Please retype the records below exactly, leaving out any pictures.

══════════════════════════════

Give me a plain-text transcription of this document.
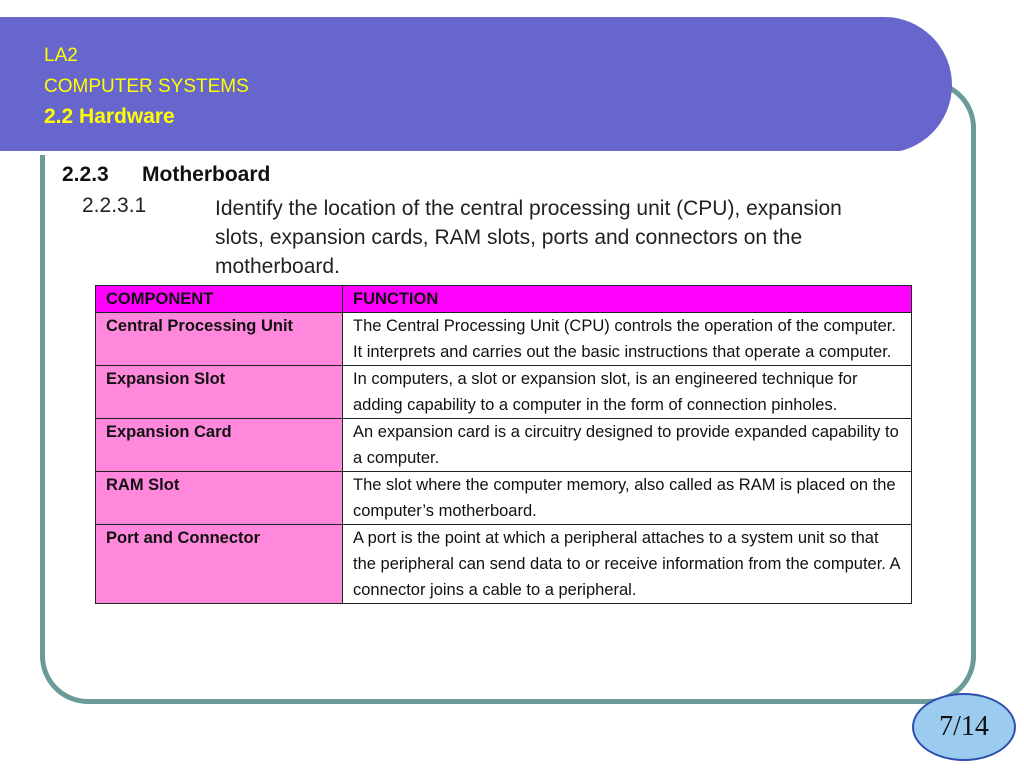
LA2
COMPUTER SYSTEMS
2.2 Hardware
2.2.3 Motherboard
2.2.3.1	Identify the location of the central processing unit (CPU), expansion slots, expansion cards, RAM slots, ports and connectors on the motherboard.
COMPONENT	FUNCTION
Central Processing Unit	The Central Processing Unit (CPU) controls the operation of the computer. It interprets and carries out the basic instructions that operate a computer.
Expansion Slot	In computers, a slot or expansion slot, is an engineered technique for adding capability to a computer in the form of connection pinholes.
Expansion Card	An expansion card is a circuitry designed to provide expanded capability to a computer.
RAM Slot	The slot where the computer memory, also called as RAM is placed on the computer’s motherboard.
Port and Connector	A port is the point at which a peripheral attaches to a system unit so that the peripheral can send data to or receive information from the computer. A connector joins a cable to a peripheral.
7/14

══════════════════════════════

**Answer to this exercise:**
Give me a plain-text transcription of this document.
LA2
COMPUTER SYSTEMS
2.2 Hardware
2.2.3 Motherboard
2.2.3.1	Identify the location of the central processing unit (CPU), expansion slots, expansion cards, RAM slots, ports and connectors on the motherboard.
COMPONENT	FUNCTION
Central Processing Unit	The Central Processing Unit (CPU) controls the operation of the computer. It interprets and carries out the basic instructions that operate a computer.
Expansion Slot	In computers, a slot or expansion slot, is an engineered technique for adding capability to a computer in the form of connection pinholes.
Expansion Card	An expansion card is a circuitry designed to provide expanded capability to a computer.
RAM Slot	The slot where the computer memory, also called as RAM is placed on the computer’s motherboard.
Port and Connector	A port is the point at which a peripheral attaches to a system unit so that the peripheral can send data to or receive information from the computer. A connector joins a cable to a peripheral.
7/14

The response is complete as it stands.